═══ Record set

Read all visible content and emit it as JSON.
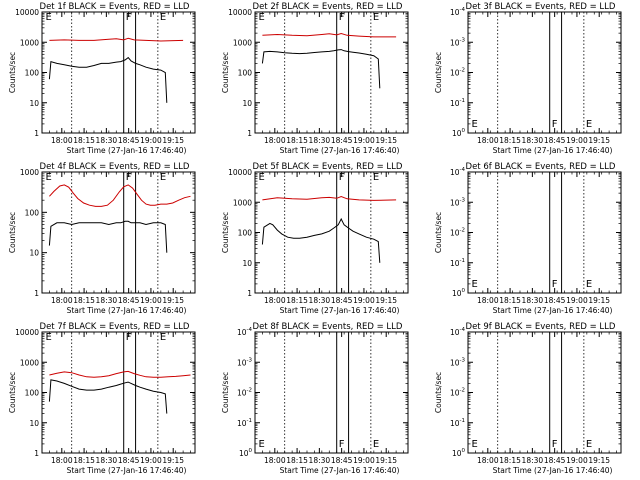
{
  "colors": {
    "events": "#000000",
    "lld": "#cc0000",
    "axes": "#000000",
    "background": "#ffffff"
  },
  "common": {
    "ylabel": "Counts/sec",
    "xlabel": "Start Time (27-Jan-16 17:46:40)",
    "xticks": [
      "18:00",
      "18:15",
      "18:30",
      "18:45",
      "19:00",
      "19:15"
    ],
    "xtick_minutes": [
      13.33,
      28.33,
      43.33,
      58.33,
      73.33,
      88.33
    ],
    "xlim_minutes": [
      0,
      103
    ],
    "marker_lines_minutes": [
      55.0,
      63.0
    ],
    "dotted_lines_minutes": [
      20.0,
      78.0
    ],
    "log_ticks_normal": [
      "1",
      "10",
      "100",
      "1000",
      "10000"
    ],
    "log_ticks_empty": [
      "10^0",
      "10^-1",
      "10^-2",
      "10^-3",
      "10^-4"
    ]
  },
  "chart_data": [
    {
      "id": "det1f",
      "title": "Det 1f BLACK = Events, RED = LLD",
      "type": "line",
      "scale": "log",
      "ylim": [
        1,
        10000
      ],
      "flags": [
        {
          "text": "E",
          "x": 1
        },
        {
          "text": "F",
          "x": 55
        },
        {
          "text": "E",
          "x": 78
        }
      ],
      "series": [
        {
          "key": "lld",
          "x": [
            5,
            15,
            25,
            35,
            45,
            50,
            55,
            58,
            62,
            70,
            80,
            95
          ],
          "values": [
            1150,
            1200,
            1150,
            1150,
            1250,
            1300,
            1200,
            1350,
            1200,
            1150,
            1100,
            1150
          ]
        },
        {
          "key": "events",
          "x": [
            5,
            6,
            10,
            15,
            20,
            25,
            30,
            35,
            40,
            45,
            50,
            53,
            56,
            58,
            60,
            63,
            66,
            70,
            75,
            80,
            83,
            84
          ],
          "values": [
            60,
            230,
            200,
            180,
            160,
            150,
            150,
            170,
            200,
            200,
            220,
            230,
            260,
            310,
            240,
            200,
            180,
            150,
            130,
            120,
            100,
            10
          ]
        }
      ]
    },
    {
      "id": "det2f",
      "title": "Det 2f BLACK = Events, RED = LLD",
      "type": "line",
      "scale": "log",
      "ylim": [
        1,
        10000
      ],
      "flags": [
        {
          "text": "E",
          "x": 1
        },
        {
          "text": "F",
          "x": 55
        },
        {
          "text": "E",
          "x": 78
        }
      ],
      "series": [
        {
          "key": "lld",
          "x": [
            5,
            15,
            25,
            35,
            45,
            50,
            55,
            58,
            62,
            70,
            80,
            95
          ],
          "values": [
            1700,
            1800,
            1700,
            1650,
            1800,
            1900,
            1750,
            1950,
            1700,
            1600,
            1500,
            1500
          ]
        },
        {
          "key": "events",
          "x": [
            5,
            6,
            10,
            15,
            20,
            25,
            30,
            35,
            40,
            45,
            50,
            53,
            56,
            58,
            60,
            63,
            66,
            70,
            75,
            80,
            83,
            84
          ],
          "values": [
            200,
            480,
            500,
            480,
            450,
            430,
            420,
            430,
            460,
            480,
            500,
            520,
            560,
            570,
            520,
            490,
            470,
            440,
            400,
            360,
            280,
            30
          ]
        }
      ]
    },
    {
      "id": "det3f",
      "title": "Det 3f BLACK = Events, RED = LLD",
      "type": "line",
      "scale": "log",
      "ylim": [
        0.0001,
        1
      ],
      "empty": true,
      "flags": [
        {
          "text": "E",
          "x": 1
        },
        {
          "text": "F",
          "x": 55
        },
        {
          "text": "E",
          "x": 78
        }
      ],
      "series": []
    },
    {
      "id": "det4f",
      "title": "Det 4f BLACK = Events, RED = LLD",
      "type": "line",
      "scale": "log",
      "ylim": [
        1,
        1000
      ],
      "flags": [
        {
          "text": "E",
          "x": 1
        },
        {
          "text": "F",
          "x": 55
        },
        {
          "text": "E",
          "x": 78
        }
      ],
      "series": [
        {
          "key": "lld",
          "x": [
            5,
            8,
            12,
            15,
            18,
            21,
            24,
            28,
            32,
            36,
            40,
            44,
            48,
            52,
            55,
            58,
            61,
            64,
            67,
            70,
            73,
            76,
            80,
            84,
            88,
            92,
            96,
            100
          ],
          "values": [
            250,
            330,
            450,
            480,
            420,
            300,
            220,
            170,
            150,
            140,
            140,
            150,
            200,
            320,
            430,
            480,
            400,
            280,
            200,
            160,
            150,
            150,
            160,
            160,
            170,
            200,
            230,
            250
          ]
        },
        {
          "key": "events",
          "x": [
            5,
            6,
            10,
            15,
            20,
            25,
            30,
            35,
            40,
            45,
            50,
            53,
            56,
            58,
            60,
            63,
            66,
            70,
            75,
            80,
            83,
            84
          ],
          "values": [
            15,
            45,
            55,
            55,
            50,
            55,
            55,
            55,
            55,
            50,
            55,
            55,
            60,
            60,
            55,
            55,
            55,
            50,
            55,
            55,
            50,
            10
          ]
        }
      ]
    },
    {
      "id": "det5f",
      "title": "Det 5f BLACK = Events, RED = LLD",
      "type": "line",
      "scale": "log",
      "ylim": [
        1,
        10000
      ],
      "flags": [
        {
          "text": "E",
          "x": 1
        },
        {
          "text": "F",
          "x": 55
        },
        {
          "text": "E",
          "x": 78
        }
      ],
      "series": [
        {
          "key": "lld",
          "x": [
            5,
            15,
            25,
            35,
            45,
            50,
            55,
            58,
            62,
            70,
            80,
            95
          ],
          "values": [
            1200,
            1400,
            1300,
            1250,
            1400,
            1450,
            1350,
            1550,
            1300,
            1200,
            1150,
            1200
          ]
        },
        {
          "key": "events",
          "x": [
            5,
            6,
            10,
            12,
            15,
            18,
            22,
            26,
            30,
            35,
            40,
            45,
            50,
            53,
            56,
            58,
            60,
            63,
            66,
            70,
            75,
            80,
            83,
            84
          ],
          "values": [
            40,
            150,
            200,
            180,
            120,
            90,
            70,
            65,
            65,
            70,
            80,
            90,
            110,
            140,
            180,
            280,
            180,
            140,
            110,
            90,
            70,
            60,
            50,
            10
          ]
        }
      ]
    },
    {
      "id": "det6f",
      "title": "Det 6f BLACK = Events, RED = LLD",
      "type": "line",
      "scale": "log",
      "ylim": [
        0.0001,
        1
      ],
      "empty": true,
      "flags": [
        {
          "text": "E",
          "x": 1
        },
        {
          "text": "F",
          "x": 55
        },
        {
          "text": "E",
          "x": 78
        }
      ],
      "series": []
    },
    {
      "id": "det7f",
      "title": "Det 7f BLACK = Events, RED = LLD",
      "type": "line",
      "scale": "log",
      "ylim": [
        1,
        10000
      ],
      "flags": [
        {
          "text": "E",
          "x": 1
        },
        {
          "text": "F",
          "x": 55
        },
        {
          "text": "E",
          "x": 78
        }
      ],
      "series": [
        {
          "key": "lld",
          "x": [
            5,
            10,
            15,
            20,
            25,
            30,
            35,
            40,
            45,
            50,
            55,
            58,
            62,
            66,
            70,
            75,
            80,
            85,
            90,
            95,
            100
          ],
          "values": [
            380,
            430,
            480,
            450,
            380,
            330,
            320,
            330,
            360,
            420,
            480,
            500,
            420,
            370,
            330,
            320,
            320,
            330,
            340,
            360,
            380
          ]
        },
        {
          "key": "events",
          "x": [
            5,
            6,
            10,
            15,
            20,
            25,
            30,
            35,
            40,
            45,
            50,
            53,
            56,
            58,
            60,
            63,
            66,
            70,
            75,
            80,
            83,
            84
          ],
          "values": [
            50,
            260,
            240,
            200,
            160,
            130,
            120,
            120,
            130,
            150,
            170,
            190,
            210,
            220,
            200,
            170,
            150,
            130,
            110,
            100,
            90,
            20
          ]
        }
      ]
    },
    {
      "id": "det8f",
      "title": "Det 8f BLACK = Events, RED = LLD",
      "type": "line",
      "scale": "log",
      "ylim": [
        0.0001,
        1
      ],
      "empty": true,
      "flags": [
        {
          "text": "E",
          "x": 1
        },
        {
          "text": "F",
          "x": 55
        },
        {
          "text": "E",
          "x": 78
        }
      ],
      "series": []
    },
    {
      "id": "det9f",
      "title": "Det 9f BLACK = Events, RED = LLD",
      "type": "line",
      "scale": "log",
      "ylim": [
        0.0001,
        1
      ],
      "empty": true,
      "flags": [
        {
          "text": "E",
          "x": 1
        },
        {
          "text": "F",
          "x": 55
        },
        {
          "text": "E",
          "x": 78
        }
      ],
      "series": []
    }
  ]
}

══════

What is being asked |
Which lines hold the string "title"? Copy all of them from the data above.

Result of this task |
      "title": "Det 1f BLACK = Events, RED = LLD",
      "title": "Det 2f BLACK = Events, RED = LLD",
      "title": "Det 3f BLACK = Events, RED = LLD",
      "title": "Det 4f BLACK = Events, RED = LLD",
      "title": "Det 5f BLACK = Events, RED = LLD",
      "title": "Det 6f BLACK = Events, RED = LLD",
      "title": "Det 7f BLACK = Events, RED = LLD",
      "title": "Det 8f BLACK = Events, RED = LLD",
      "title": "Det 9f BLACK = Events, RED = LLD",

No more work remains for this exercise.